(Given request) From the listing below, extract every line containing "Channel".

(Extracted records)
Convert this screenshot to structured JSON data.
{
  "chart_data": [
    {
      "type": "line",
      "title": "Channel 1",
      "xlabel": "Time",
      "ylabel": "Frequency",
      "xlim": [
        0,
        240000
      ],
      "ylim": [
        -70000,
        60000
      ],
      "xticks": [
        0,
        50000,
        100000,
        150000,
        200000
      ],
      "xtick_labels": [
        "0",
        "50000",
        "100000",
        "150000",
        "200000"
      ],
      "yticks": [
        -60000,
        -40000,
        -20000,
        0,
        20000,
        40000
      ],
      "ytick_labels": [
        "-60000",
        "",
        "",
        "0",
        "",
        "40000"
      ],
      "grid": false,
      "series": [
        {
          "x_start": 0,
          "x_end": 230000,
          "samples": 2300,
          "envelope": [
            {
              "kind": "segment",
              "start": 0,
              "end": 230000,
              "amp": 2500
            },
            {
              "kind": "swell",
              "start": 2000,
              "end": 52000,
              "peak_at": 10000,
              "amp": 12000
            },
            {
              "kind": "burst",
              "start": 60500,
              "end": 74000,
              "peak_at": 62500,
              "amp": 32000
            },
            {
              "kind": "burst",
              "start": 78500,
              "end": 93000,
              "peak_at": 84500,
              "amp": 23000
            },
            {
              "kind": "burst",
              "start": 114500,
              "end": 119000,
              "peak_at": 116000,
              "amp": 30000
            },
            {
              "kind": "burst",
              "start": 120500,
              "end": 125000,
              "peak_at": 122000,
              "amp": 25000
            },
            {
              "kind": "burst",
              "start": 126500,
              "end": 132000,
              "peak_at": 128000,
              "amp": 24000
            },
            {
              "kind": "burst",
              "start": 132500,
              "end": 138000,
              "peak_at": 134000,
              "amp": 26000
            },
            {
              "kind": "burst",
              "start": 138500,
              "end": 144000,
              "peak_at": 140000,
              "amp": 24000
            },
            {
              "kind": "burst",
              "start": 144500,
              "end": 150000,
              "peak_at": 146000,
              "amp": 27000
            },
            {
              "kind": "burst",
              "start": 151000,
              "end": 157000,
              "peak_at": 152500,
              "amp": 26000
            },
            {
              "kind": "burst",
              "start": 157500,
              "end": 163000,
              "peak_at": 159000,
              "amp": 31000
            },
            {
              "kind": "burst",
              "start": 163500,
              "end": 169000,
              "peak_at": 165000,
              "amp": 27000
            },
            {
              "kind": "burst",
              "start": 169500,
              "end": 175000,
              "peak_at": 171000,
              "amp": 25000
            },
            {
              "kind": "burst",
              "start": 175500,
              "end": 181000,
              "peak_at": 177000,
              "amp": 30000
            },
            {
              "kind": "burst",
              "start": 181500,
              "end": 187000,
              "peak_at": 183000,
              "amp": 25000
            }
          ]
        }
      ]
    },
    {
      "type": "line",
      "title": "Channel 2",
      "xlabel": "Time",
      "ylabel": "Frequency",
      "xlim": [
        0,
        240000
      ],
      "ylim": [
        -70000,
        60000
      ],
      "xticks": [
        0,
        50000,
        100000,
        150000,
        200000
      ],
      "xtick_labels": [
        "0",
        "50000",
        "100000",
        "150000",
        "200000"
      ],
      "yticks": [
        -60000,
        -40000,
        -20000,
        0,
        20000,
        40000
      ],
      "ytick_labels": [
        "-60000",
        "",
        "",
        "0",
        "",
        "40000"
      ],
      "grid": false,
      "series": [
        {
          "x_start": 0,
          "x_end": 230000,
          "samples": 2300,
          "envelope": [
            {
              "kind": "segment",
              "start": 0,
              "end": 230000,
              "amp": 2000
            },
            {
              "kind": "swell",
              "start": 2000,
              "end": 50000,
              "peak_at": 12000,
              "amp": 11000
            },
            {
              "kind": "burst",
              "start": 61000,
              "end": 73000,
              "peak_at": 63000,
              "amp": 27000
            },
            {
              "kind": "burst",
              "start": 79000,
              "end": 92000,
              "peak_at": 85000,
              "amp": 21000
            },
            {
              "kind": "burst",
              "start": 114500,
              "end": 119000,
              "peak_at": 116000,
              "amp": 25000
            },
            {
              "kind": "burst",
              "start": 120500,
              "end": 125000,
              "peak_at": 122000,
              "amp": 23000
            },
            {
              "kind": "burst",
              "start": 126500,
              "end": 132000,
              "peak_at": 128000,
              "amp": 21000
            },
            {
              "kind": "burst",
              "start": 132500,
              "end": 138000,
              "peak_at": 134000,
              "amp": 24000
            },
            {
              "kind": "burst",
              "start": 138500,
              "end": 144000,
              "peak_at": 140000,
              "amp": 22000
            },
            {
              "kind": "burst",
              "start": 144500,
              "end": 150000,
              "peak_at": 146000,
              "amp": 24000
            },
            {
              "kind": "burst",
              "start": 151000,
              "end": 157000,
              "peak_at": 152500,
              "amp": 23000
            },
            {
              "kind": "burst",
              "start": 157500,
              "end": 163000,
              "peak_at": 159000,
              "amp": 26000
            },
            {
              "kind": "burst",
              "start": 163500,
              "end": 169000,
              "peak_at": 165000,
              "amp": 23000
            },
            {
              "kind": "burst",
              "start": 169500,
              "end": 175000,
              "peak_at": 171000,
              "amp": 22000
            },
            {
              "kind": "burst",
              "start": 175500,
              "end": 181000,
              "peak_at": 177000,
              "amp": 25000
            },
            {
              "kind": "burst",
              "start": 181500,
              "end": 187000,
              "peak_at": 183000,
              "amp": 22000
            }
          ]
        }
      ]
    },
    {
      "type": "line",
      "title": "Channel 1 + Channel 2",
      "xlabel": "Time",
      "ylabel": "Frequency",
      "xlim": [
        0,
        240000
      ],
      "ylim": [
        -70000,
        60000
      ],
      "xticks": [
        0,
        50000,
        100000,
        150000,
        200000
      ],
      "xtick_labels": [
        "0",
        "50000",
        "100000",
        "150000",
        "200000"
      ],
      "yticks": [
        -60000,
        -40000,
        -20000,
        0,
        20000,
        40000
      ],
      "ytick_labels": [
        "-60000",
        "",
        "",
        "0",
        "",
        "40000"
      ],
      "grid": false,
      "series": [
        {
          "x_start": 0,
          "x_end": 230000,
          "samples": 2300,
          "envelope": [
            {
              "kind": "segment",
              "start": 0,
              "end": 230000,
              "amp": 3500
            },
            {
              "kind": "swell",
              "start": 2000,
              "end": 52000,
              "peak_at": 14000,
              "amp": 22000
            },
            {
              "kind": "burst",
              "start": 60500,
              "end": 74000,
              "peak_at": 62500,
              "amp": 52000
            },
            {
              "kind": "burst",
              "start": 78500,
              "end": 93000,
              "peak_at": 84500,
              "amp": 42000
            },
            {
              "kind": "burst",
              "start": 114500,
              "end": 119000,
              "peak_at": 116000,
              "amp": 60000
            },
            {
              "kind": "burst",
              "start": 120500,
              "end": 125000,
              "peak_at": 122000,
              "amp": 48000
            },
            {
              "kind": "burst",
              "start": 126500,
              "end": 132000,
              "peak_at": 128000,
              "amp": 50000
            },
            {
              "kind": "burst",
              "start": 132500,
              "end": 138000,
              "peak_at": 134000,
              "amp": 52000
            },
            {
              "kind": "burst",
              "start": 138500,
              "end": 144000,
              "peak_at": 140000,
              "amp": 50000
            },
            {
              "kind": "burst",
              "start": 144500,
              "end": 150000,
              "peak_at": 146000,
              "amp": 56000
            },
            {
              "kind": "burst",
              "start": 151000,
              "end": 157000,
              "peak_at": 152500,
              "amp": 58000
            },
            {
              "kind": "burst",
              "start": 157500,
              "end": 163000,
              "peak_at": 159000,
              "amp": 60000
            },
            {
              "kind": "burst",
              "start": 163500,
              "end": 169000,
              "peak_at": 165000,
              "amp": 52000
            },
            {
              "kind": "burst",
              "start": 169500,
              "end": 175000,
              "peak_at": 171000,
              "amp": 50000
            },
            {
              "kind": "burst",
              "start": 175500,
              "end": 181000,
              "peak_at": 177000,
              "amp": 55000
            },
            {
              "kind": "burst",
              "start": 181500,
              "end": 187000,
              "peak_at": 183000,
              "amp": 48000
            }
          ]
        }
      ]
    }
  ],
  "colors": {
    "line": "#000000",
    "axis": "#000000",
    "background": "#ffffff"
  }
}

(Task solution)
      "title": "Channel 1",
      "title": "Channel 2",
      "title": "Channel 1 + Channel 2",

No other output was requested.